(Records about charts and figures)
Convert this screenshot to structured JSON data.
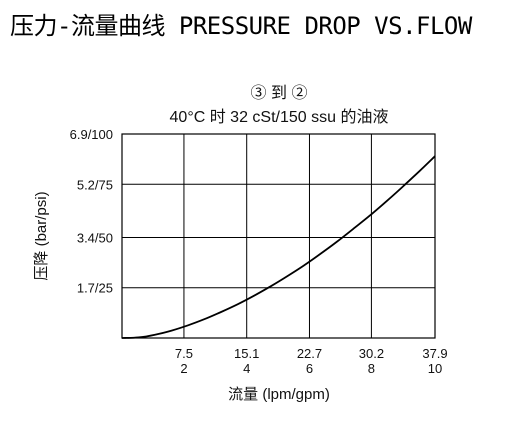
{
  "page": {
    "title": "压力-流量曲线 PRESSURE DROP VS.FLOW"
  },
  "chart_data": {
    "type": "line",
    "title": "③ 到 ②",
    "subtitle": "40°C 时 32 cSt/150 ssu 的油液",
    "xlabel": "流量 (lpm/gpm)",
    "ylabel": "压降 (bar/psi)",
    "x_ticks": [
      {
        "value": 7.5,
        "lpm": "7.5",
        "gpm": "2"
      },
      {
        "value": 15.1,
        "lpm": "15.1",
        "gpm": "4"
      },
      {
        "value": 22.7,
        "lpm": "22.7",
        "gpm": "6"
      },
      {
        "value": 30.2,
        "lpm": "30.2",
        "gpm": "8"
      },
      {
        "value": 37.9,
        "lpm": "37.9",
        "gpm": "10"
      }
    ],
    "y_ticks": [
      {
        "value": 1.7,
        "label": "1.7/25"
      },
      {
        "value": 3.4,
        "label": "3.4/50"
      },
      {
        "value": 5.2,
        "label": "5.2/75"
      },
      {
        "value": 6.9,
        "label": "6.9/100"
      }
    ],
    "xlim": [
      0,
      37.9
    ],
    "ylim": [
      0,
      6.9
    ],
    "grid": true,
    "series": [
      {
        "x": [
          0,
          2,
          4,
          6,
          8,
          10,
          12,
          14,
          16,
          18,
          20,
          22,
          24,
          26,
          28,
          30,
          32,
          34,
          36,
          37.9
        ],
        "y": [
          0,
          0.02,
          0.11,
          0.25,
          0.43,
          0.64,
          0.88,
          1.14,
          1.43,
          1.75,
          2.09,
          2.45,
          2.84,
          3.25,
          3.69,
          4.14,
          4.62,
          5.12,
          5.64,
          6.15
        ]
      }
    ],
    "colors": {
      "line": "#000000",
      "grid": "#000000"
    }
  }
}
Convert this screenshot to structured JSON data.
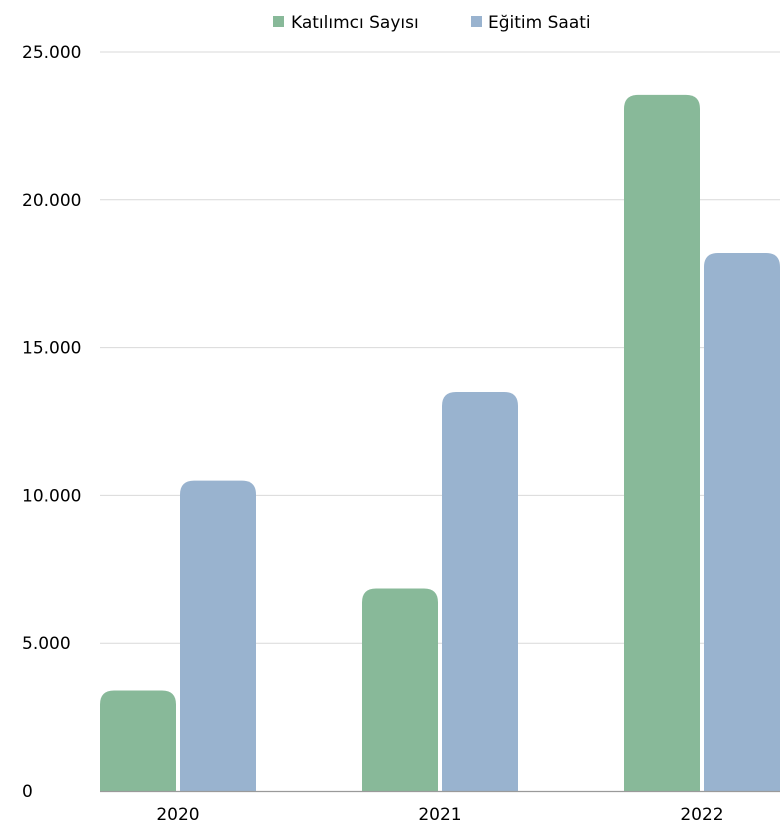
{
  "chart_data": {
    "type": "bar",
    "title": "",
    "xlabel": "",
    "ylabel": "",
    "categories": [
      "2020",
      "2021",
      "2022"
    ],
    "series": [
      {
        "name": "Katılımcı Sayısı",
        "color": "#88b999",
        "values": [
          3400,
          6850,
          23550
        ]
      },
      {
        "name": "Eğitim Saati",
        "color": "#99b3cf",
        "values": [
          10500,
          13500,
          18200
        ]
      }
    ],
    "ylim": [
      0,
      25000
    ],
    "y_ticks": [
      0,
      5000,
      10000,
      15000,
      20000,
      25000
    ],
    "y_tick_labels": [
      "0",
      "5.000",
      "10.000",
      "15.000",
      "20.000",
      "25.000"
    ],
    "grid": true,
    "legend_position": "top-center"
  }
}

-- What to work on --
Each line above is to be copied verbatim. Drop any image from the copy.

-- Expected output --
Convert this screenshot to structured JSON data.
{
  "page": {
    "title": "压力-流量曲线 PRESSURE DROP VS.FLOW"
  },
  "chart_data": {
    "type": "line",
    "title": "③ 到 ②",
    "subtitle": "40°C 时 32 cSt/150 ssu 的油液",
    "xlabel": "流量 (lpm/gpm)",
    "ylabel": "压降 (bar/psi)",
    "x_ticks": [
      {
        "value": 7.5,
        "lpm": "7.5",
        "gpm": "2"
      },
      {
        "value": 15.1,
        "lpm": "15.1",
        "gpm": "4"
      },
      {
        "value": 22.7,
        "lpm": "22.7",
        "gpm": "6"
      },
      {
        "value": 30.2,
        "lpm": "30.2",
        "gpm": "8"
      },
      {
        "value": 37.9,
        "lpm": "37.9",
        "gpm": "10"
      }
    ],
    "y_ticks": [
      {
        "value": 1.7,
        "label": "1.7/25"
      },
      {
        "value": 3.4,
        "label": "3.4/50"
      },
      {
        "value": 5.2,
        "label": "5.2/75"
      },
      {
        "value": 6.9,
        "label": "6.9/100"
      }
    ],
    "xlim": [
      0,
      37.9
    ],
    "ylim": [
      0,
      6.9
    ],
    "grid": true,
    "series": [
      {
        "x": [
          0,
          2,
          4,
          6,
          8,
          10,
          12,
          14,
          16,
          18,
          20,
          22,
          24,
          26,
          28,
          30,
          32,
          34,
          36,
          37.9
        ],
        "y": [
          0,
          0.02,
          0.11,
          0.25,
          0.43,
          0.64,
          0.88,
          1.14,
          1.43,
          1.75,
          2.09,
          2.45,
          2.84,
          3.25,
          3.69,
          4.14,
          4.62,
          5.12,
          5.64,
          6.15
        ]
      }
    ],
    "colors": {
      "line": "#000000",
      "grid": "#000000"
    }
  }
}
Convert this screenshot to structured JSON data.
{
  "chart_data": {
    "type": "bar",
    "title": "",
    "xlabel": "",
    "ylabel": "",
    "categories": [
      "2020",
      "2021",
      "2022"
    ],
    "series": [
      {
        "name": "Katılımcı Sayısı",
        "color": "#88b999",
        "values": [
          3400,
          6850,
          23550
        ]
      },
      {
        "name": "Eğitim Saati",
        "color": "#99b3cf",
        "values": [
          10500,
          13500,
          18200
        ]
      }
    ],
    "ylim": [
      0,
      25000
    ],
    "y_ticks": [
      0,
      5000,
      10000,
      15000,
      20000,
      25000
    ],
    "y_tick_labels": [
      "0",
      "5.000",
      "10.000",
      "15.000",
      "20.000",
      "25.000"
    ],
    "grid": true,
    "legend_position": "top-center"
  }
}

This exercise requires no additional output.